* **Task inputs**
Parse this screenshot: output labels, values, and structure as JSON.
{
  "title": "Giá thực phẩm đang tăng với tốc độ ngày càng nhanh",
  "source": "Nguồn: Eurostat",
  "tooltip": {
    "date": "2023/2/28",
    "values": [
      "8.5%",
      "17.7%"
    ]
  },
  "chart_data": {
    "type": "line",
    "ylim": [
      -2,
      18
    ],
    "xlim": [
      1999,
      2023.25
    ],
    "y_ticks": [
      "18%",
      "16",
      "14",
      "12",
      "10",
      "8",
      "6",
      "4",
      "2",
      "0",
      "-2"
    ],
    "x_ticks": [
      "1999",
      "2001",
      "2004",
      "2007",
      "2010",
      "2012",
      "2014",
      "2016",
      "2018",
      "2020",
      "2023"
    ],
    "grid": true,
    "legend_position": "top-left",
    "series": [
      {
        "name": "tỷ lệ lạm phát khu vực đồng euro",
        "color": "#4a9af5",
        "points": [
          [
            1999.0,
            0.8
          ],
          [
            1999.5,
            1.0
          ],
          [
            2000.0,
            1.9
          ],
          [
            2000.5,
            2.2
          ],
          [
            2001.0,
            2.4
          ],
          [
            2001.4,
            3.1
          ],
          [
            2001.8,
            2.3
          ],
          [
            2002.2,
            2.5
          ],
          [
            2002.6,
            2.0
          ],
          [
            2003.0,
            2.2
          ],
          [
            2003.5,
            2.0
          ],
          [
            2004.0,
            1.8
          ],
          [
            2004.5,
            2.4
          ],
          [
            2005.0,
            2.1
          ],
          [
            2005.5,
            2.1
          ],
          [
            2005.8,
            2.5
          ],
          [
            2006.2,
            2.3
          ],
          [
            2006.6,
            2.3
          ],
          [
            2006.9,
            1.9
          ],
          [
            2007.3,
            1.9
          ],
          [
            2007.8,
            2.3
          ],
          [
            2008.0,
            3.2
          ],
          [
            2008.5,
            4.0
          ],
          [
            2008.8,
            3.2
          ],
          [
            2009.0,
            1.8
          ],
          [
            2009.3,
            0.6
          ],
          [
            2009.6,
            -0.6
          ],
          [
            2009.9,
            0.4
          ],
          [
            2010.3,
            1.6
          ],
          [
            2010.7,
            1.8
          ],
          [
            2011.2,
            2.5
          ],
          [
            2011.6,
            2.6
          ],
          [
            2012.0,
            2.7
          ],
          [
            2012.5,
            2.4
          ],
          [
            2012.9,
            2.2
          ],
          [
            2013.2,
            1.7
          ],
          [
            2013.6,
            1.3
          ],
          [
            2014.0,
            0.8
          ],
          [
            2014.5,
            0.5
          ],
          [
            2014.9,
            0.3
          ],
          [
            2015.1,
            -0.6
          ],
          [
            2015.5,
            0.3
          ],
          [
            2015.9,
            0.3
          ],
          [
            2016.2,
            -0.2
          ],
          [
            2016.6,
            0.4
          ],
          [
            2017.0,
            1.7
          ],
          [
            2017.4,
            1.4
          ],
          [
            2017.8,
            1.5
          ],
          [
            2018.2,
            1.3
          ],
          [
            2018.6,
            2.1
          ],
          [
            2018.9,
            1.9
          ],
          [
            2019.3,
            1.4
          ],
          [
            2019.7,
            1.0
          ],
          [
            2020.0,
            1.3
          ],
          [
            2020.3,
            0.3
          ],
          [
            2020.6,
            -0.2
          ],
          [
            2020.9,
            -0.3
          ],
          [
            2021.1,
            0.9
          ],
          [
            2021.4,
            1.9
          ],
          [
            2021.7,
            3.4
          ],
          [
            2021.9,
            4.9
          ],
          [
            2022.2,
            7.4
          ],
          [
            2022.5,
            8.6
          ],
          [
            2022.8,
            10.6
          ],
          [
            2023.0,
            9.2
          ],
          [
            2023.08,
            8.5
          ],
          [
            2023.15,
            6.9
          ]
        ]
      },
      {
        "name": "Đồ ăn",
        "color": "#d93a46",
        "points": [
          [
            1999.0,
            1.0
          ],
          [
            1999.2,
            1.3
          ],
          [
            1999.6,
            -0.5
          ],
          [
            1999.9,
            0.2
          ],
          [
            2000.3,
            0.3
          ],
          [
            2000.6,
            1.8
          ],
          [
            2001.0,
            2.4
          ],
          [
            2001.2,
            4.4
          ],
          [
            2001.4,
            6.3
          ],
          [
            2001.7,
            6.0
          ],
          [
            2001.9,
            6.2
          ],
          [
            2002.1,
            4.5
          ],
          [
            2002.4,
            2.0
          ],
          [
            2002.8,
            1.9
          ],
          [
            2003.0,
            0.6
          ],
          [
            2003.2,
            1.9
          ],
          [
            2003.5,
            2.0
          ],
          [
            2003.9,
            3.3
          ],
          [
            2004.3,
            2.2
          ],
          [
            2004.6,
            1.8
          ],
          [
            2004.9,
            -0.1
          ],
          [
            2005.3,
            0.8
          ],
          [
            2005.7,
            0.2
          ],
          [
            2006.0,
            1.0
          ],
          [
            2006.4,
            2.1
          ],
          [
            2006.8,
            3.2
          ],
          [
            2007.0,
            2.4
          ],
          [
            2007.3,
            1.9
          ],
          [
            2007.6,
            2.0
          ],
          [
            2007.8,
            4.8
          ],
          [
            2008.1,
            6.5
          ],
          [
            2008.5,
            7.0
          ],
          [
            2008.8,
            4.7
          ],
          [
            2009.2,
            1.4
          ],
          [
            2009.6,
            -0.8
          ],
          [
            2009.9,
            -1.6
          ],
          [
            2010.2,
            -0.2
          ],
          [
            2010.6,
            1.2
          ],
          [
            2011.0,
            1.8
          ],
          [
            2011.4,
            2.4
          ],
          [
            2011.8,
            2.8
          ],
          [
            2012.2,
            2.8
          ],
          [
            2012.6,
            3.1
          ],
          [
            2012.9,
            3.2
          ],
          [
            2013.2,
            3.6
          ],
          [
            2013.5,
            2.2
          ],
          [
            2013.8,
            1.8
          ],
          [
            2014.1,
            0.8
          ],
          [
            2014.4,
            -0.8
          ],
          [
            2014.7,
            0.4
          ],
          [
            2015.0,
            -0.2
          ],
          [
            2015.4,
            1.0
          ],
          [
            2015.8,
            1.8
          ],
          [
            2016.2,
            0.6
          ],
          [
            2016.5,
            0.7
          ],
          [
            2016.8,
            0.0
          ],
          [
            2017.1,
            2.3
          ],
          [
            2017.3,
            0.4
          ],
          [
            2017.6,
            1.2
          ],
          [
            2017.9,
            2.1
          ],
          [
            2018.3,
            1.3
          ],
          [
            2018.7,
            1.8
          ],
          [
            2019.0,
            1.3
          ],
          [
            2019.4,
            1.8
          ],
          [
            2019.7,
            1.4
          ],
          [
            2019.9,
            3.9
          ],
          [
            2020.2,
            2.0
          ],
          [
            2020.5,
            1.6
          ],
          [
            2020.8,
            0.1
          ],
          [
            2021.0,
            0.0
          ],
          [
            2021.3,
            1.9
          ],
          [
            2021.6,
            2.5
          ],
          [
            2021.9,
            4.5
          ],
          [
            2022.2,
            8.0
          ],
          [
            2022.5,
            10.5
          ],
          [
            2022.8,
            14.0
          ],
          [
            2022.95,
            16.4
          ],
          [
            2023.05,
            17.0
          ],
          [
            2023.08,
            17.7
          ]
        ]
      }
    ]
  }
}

* **Do this**
Give the count of lines that hold the word "values", with nothing added.

* **Task solution**
2